— BEGIN INPUT DATA —

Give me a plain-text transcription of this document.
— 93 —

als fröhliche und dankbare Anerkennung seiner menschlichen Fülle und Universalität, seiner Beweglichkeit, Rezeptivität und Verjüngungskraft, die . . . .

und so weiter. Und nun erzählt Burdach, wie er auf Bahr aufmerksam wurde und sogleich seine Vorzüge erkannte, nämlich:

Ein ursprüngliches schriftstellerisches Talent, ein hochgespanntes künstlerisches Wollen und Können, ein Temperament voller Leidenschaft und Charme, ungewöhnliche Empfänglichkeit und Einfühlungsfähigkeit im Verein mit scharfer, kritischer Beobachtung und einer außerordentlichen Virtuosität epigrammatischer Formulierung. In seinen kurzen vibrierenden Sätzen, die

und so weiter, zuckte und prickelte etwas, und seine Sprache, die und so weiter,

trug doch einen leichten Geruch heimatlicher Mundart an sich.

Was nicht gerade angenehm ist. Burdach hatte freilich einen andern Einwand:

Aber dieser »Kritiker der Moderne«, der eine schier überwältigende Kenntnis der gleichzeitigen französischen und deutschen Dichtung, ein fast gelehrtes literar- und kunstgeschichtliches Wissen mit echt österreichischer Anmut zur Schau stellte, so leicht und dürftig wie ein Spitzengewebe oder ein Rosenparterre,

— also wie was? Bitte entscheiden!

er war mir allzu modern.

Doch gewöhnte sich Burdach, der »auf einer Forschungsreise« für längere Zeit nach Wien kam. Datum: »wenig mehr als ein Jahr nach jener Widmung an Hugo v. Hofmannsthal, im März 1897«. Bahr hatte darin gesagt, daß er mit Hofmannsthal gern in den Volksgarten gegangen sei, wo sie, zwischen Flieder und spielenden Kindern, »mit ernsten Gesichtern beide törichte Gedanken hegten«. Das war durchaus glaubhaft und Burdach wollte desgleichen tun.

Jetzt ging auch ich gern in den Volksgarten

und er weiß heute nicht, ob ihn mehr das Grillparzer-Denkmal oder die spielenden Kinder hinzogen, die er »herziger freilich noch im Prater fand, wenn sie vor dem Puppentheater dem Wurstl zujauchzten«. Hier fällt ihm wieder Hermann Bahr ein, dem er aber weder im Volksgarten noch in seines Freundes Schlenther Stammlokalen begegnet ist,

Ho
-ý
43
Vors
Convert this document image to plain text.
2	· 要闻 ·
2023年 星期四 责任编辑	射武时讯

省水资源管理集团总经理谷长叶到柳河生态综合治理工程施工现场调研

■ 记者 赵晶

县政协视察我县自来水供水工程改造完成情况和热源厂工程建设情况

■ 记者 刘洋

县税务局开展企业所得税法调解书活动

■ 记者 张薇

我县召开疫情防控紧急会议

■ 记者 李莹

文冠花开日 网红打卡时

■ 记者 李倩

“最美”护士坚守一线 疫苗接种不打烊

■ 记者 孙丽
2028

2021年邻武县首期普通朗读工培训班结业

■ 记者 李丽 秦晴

— END INPUT DATA —

**TASK INSTRUCTIONS**:
Output the lines above verbatim and in full.

**THE ANSWER**:
Give me a plain-text transcription of this document.
— 93 —

als fröhliche und dankbare Anerkennung seiner menschlichen Fülle und Universalität, seiner Beweglichkeit, Rezeptivität und Verjüngungskraft, die . . . .

und so weiter. Und nun erzählt Burdach, wie er auf Bahr aufmerksam wurde und sogleich seine Vorzüge erkannte, nämlich:

Ein ursprüngliches schriftstellerisches Talent, ein hochgespanntes künstlerisches Wollen und Können, ein Temperament voller Leidenschaft und Charme, ungewöhnliche Empfänglichkeit und Einfühlungsfähigkeit im Verein mit scharfer, kritischer Beobachtung und einer außerordentlichen Virtuosität epigrammatischer Formulierung. In seinen kurzen vibrierenden Sätzen, die

und so weiter, zuckte und prickelte etwas, und seine Sprache, die und so weiter,

trug doch einen leichten Geruch heimatlicher Mundart an sich.

Was nicht gerade angenehm ist. Burdach hatte freilich einen andern Einwand:

Aber dieser »Kritiker der Moderne«, der eine schier überwältigende Kenntnis der gleichzeitigen französischen und deutschen Dichtung, ein fast gelehrtes literar- und kunstgeschichtliches Wissen mit echt österreichischer Anmut zur Schau stellte, so leicht und dürftig wie ein Spitzengewebe oder ein Rosenparterre,

— also wie was? Bitte entscheiden!

er war mir allzu modern.

Doch gewöhnte sich Burdach, der »auf einer Forschungsreise« für längere Zeit nach Wien kam. Datum: »wenig mehr als ein Jahr nach jener Widmung an Hugo v. Hofmannsthal, im März 1897«. Bahr hatte darin gesagt, daß er mit Hofmannsthal gern in den Volksgarten gegangen sei, wo sie, zwischen Flieder und spielenden Kindern, »mit ernsten Gesichtern beide törichte Gedanken hegten«. Das war durchaus glaubhaft und Burdach wollte desgleichen tun.

Jetzt ging auch ich gern in den Volksgarten

und er weiß heute nicht, ob ihn mehr das Grillparzer-Denkmal oder die spielenden Kinder hinzogen, die er »herziger freilich noch im Prater fand, wenn sie vor dem Puppentheater dem Wurstl zujauchzten«. Hier fällt ihm wieder Hermann Bahr ein, dem er aber weder im Volksgarten noch in seines Freundes Schlenther Stammlokalen begegnet ist,

Ho
-ý
43
Vors
Convert this document image to plain text.
2	· 要闻 ·
2023年 星期四 责任编辑	射武时讯

省水资源管理集团总经理谷长叶到柳河生态综合治理工程施工现场调研

■ 记者 赵晶

县政协视察我县自来水供水工程改造完成情况和热源厂工程建设情况

■ 记者 刘洋

县税务局开展企业所得税法调解书活动

■ 记者 张薇

我县召开疫情防控紧急会议

■ 记者 李莹

文冠花开日 网红打卡时

■ 记者 李倩

“最美”护士坚守一线 疫苗接种不打烊

■ 记者 孙丽
2028

2021年邻武县首期普通朗读工培训班结业

■ 记者 李丽 秦晴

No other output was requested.